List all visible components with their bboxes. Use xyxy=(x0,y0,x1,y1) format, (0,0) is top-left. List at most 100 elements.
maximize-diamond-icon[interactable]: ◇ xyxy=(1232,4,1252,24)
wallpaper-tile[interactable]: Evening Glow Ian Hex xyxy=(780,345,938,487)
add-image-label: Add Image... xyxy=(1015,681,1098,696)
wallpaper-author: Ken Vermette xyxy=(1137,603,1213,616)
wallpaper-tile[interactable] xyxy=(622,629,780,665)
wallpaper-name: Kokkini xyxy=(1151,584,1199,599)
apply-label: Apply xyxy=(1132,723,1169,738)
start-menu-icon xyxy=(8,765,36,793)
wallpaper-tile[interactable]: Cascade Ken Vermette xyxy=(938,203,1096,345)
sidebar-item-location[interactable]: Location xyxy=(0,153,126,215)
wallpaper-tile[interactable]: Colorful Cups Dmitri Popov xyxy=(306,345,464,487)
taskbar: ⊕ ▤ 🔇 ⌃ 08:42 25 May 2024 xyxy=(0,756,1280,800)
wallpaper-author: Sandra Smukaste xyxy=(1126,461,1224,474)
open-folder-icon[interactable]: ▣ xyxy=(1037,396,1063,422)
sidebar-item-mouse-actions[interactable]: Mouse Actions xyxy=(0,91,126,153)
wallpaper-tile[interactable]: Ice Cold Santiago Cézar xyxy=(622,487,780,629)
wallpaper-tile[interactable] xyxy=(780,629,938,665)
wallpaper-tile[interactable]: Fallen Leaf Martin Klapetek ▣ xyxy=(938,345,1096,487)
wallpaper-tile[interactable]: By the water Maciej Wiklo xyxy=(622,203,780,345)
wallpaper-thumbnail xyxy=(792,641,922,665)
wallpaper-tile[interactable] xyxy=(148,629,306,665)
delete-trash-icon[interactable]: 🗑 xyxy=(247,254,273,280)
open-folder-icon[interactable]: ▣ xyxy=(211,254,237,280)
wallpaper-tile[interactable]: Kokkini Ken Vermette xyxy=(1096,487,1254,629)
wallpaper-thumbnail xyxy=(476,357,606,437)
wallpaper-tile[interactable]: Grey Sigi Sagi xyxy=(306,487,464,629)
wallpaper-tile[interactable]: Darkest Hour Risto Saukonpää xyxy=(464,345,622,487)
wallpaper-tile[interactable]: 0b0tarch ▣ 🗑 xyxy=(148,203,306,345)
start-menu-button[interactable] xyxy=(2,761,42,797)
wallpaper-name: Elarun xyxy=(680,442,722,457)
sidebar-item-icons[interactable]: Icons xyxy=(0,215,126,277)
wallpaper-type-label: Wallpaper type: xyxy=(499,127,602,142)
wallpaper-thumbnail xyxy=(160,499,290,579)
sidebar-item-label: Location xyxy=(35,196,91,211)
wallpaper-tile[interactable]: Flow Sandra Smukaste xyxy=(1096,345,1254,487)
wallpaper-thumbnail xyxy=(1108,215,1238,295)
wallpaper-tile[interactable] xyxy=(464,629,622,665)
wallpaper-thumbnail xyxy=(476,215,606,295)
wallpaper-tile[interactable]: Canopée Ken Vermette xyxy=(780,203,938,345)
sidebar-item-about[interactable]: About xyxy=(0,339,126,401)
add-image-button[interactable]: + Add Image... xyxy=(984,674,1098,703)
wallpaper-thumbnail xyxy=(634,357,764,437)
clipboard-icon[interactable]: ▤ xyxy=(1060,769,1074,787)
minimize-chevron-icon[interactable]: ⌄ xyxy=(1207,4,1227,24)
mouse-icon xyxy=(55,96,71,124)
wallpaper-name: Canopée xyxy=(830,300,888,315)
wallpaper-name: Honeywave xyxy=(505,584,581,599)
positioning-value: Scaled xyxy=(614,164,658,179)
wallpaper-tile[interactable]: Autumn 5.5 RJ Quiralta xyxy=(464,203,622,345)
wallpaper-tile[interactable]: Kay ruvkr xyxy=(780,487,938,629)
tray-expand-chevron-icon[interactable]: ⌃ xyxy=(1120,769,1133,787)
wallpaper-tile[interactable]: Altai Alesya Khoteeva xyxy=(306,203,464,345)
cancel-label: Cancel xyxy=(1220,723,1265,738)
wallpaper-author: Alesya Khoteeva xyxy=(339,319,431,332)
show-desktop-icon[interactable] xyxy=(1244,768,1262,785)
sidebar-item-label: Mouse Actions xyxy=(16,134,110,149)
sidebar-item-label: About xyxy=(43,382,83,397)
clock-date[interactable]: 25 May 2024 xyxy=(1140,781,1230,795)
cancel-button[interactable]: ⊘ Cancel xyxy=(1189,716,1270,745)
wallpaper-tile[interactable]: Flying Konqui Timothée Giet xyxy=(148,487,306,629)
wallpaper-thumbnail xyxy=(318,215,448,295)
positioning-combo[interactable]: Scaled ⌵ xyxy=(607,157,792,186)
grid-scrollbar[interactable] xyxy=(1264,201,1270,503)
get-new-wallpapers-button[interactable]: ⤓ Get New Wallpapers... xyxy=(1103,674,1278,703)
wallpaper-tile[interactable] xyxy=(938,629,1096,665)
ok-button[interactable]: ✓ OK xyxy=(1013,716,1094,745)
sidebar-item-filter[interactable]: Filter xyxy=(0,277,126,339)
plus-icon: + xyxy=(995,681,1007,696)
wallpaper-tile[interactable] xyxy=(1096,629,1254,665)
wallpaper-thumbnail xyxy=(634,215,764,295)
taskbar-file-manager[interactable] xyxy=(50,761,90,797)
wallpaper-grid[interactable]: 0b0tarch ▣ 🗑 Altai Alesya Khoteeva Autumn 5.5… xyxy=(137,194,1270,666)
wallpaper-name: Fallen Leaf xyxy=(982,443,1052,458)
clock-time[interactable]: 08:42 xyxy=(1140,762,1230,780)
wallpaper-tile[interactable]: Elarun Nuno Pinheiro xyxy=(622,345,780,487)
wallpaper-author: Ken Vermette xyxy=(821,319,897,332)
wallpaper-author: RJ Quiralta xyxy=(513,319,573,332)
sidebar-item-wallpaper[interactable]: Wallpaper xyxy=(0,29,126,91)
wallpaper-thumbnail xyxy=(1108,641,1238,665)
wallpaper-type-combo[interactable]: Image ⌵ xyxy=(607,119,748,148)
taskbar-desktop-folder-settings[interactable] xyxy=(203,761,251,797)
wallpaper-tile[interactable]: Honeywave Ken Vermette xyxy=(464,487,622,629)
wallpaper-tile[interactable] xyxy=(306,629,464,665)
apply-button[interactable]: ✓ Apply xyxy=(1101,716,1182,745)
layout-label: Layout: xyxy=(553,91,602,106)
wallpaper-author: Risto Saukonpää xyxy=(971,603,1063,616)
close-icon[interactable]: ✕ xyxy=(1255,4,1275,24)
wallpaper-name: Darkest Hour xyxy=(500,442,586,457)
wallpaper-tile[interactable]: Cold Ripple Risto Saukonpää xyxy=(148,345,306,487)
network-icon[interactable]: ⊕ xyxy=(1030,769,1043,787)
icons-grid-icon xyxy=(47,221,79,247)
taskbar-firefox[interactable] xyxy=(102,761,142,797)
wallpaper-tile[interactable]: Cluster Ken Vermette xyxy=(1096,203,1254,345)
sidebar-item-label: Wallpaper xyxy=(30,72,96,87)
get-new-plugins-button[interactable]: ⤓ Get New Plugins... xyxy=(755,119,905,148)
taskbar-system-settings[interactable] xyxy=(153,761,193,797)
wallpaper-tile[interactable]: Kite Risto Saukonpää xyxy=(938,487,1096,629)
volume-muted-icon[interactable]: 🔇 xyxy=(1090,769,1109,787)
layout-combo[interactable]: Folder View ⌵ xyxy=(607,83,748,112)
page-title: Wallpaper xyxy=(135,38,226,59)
────────
GIVEN INSTRUCTION » Starting at the beginning of the listing and ending with the line that contains "wallpaper-tile[interactable] xyxy=(622,629,780,665)", write those lines out again with "Evening Glow" changed to "Morning Glow" and nothing else altered.

EXERCISE RESPONSE »
List all visible components with their bboxes. Use xyxy=(x0,y0,x1,y1) format, (0,0) is top-left. List at most 100 elements.
maximize-diamond-icon[interactable]: ◇ xyxy=(1232,4,1252,24)
wallpaper-tile[interactable]: Morning Glow Ian Hex xyxy=(780,345,938,487)
add-image-label: Add Image... xyxy=(1015,681,1098,696)
wallpaper-author: Ken Vermette xyxy=(1137,603,1213,616)
wallpaper-tile[interactable] xyxy=(622,629,780,665)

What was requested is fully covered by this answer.